**Job**
Report, copied in full, each line of the material below that contains the string "name". Matching is case-sensitive.

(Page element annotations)
__________

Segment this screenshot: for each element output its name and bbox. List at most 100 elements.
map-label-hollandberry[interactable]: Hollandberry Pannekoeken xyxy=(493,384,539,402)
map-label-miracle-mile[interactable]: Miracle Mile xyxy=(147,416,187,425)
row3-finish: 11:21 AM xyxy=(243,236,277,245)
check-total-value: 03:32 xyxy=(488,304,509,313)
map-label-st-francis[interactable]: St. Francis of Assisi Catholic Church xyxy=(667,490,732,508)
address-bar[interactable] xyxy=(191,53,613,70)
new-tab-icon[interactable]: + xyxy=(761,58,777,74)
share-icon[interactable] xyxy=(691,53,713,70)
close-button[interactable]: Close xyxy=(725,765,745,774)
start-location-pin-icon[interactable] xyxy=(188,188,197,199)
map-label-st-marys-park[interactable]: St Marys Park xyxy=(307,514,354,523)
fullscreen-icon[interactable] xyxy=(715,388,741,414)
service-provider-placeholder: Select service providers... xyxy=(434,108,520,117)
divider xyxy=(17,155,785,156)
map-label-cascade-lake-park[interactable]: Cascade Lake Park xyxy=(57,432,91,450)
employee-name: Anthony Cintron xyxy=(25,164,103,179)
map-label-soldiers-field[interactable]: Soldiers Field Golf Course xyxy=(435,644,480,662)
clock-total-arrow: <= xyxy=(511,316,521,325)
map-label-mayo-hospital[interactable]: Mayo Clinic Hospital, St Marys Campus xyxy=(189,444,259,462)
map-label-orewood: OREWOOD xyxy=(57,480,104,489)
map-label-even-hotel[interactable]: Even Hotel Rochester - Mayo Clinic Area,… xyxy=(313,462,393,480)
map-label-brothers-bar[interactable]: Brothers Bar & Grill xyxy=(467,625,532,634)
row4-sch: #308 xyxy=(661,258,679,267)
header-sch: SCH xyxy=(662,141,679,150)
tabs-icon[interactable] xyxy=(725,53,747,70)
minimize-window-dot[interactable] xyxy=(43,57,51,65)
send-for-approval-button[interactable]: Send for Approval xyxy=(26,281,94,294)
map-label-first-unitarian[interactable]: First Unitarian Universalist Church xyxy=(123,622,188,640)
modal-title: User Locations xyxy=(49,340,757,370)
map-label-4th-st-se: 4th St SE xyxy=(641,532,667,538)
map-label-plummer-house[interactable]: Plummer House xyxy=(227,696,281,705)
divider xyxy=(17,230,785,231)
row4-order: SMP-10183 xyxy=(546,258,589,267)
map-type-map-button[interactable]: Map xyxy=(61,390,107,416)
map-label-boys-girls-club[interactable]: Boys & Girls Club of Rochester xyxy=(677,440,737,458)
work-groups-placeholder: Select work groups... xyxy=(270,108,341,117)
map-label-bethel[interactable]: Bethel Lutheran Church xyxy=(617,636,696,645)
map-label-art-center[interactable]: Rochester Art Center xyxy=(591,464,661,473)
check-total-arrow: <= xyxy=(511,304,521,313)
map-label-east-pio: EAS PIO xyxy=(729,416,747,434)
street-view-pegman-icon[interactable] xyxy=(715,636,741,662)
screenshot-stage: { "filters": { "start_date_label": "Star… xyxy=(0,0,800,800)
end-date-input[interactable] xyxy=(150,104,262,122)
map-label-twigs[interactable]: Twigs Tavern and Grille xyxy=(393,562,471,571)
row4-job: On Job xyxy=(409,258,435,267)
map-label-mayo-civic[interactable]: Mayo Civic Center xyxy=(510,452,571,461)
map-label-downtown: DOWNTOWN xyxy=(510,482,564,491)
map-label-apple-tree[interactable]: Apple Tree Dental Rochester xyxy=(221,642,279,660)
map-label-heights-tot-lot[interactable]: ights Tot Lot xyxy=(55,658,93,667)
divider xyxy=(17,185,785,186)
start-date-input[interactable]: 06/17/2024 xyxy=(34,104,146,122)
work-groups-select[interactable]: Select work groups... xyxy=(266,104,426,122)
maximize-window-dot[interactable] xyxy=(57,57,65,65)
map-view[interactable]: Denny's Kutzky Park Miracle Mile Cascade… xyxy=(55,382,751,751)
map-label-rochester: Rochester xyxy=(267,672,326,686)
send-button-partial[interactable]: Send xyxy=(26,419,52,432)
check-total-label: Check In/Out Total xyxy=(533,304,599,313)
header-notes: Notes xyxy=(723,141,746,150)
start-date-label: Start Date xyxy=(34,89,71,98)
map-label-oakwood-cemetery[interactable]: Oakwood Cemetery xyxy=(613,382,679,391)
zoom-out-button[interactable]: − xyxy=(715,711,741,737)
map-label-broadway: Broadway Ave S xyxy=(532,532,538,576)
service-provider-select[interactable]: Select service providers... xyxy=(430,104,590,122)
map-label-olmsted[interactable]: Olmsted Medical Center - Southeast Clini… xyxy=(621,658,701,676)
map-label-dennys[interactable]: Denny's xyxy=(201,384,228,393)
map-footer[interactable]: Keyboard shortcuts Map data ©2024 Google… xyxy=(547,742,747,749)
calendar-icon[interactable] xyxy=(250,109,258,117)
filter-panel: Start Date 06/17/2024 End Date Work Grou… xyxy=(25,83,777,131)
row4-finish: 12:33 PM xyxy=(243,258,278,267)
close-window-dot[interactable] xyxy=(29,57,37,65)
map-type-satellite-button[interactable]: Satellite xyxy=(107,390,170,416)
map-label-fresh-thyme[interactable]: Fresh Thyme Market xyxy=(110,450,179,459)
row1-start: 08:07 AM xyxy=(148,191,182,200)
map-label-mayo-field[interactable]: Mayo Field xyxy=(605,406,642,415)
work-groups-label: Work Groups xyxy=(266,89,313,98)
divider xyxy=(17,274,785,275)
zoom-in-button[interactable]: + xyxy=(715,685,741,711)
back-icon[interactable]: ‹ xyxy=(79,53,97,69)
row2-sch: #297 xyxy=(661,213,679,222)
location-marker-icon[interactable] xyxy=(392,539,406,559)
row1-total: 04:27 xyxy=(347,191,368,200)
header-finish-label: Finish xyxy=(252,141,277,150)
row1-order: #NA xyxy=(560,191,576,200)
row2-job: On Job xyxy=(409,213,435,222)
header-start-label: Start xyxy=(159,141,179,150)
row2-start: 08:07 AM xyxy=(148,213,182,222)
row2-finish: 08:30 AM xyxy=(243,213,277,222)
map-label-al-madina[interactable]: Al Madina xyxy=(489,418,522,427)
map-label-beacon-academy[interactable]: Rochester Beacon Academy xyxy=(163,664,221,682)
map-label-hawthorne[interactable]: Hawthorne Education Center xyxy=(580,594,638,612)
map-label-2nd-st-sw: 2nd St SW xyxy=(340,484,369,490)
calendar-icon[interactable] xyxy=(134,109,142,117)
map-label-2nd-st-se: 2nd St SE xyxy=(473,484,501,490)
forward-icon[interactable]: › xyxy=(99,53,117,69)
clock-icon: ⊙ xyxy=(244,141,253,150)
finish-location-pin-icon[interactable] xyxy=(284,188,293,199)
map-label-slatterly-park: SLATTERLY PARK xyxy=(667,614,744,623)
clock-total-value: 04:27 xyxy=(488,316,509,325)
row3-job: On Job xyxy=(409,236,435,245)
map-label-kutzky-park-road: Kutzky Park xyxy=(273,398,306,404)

__________

**Response below**
Segment this screenshot: for each element output its name and bbox. List at most 100 elements.
employee-name: Anthony Cintron xyxy=(25,164,103,179)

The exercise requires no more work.